PROBLEM REQUIREMENTS: Go through the lines below and copy each one that holds the string "this".
** Start of RECORD EXTRACTS **
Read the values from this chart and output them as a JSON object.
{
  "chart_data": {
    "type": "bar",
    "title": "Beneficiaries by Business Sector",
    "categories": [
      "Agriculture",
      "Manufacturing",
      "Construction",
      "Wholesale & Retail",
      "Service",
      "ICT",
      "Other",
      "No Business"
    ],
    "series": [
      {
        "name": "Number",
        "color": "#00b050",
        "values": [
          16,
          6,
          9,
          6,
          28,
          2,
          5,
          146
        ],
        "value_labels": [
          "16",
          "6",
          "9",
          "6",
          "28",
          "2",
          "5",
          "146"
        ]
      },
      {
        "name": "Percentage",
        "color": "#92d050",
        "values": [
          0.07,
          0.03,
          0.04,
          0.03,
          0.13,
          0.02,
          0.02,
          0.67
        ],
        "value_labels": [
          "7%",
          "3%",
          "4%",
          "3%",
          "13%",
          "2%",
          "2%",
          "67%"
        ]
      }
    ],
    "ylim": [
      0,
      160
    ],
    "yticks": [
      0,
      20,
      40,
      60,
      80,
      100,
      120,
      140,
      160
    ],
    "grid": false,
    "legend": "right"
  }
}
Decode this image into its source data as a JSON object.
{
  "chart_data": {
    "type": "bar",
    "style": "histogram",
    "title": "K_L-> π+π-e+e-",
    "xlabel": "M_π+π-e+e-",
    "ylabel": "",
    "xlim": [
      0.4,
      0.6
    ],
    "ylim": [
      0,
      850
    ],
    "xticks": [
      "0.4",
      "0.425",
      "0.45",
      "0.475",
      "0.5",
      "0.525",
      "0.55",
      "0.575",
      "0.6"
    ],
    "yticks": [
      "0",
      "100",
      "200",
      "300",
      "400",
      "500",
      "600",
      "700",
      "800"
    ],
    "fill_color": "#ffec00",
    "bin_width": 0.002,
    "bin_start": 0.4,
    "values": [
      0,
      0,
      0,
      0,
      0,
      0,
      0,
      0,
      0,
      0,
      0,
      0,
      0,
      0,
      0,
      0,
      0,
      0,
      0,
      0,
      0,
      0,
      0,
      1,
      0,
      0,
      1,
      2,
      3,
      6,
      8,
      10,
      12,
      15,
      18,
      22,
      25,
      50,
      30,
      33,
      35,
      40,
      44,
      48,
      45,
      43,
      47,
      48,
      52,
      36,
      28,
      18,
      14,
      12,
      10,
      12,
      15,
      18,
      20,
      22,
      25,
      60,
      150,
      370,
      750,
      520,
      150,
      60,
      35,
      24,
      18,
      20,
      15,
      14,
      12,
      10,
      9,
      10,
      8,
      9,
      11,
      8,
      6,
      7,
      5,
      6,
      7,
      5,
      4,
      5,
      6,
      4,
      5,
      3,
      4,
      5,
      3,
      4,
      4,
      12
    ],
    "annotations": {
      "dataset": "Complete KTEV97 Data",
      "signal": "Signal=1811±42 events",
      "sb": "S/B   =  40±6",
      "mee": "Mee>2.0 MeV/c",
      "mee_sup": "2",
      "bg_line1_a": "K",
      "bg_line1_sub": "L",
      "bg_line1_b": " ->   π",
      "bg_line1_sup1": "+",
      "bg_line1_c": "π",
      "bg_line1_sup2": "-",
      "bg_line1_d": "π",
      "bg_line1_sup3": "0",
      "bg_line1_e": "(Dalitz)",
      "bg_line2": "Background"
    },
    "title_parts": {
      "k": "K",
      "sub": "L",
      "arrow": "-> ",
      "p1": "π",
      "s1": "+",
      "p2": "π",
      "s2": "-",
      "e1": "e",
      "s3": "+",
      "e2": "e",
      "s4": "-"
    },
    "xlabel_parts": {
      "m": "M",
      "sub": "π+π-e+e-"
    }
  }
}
** End of RECORD EXTRACTS **
FULL SOLUTION:
Read the values from this chart and output them as a JSON object.
Decode this image into its source data as a JSON object.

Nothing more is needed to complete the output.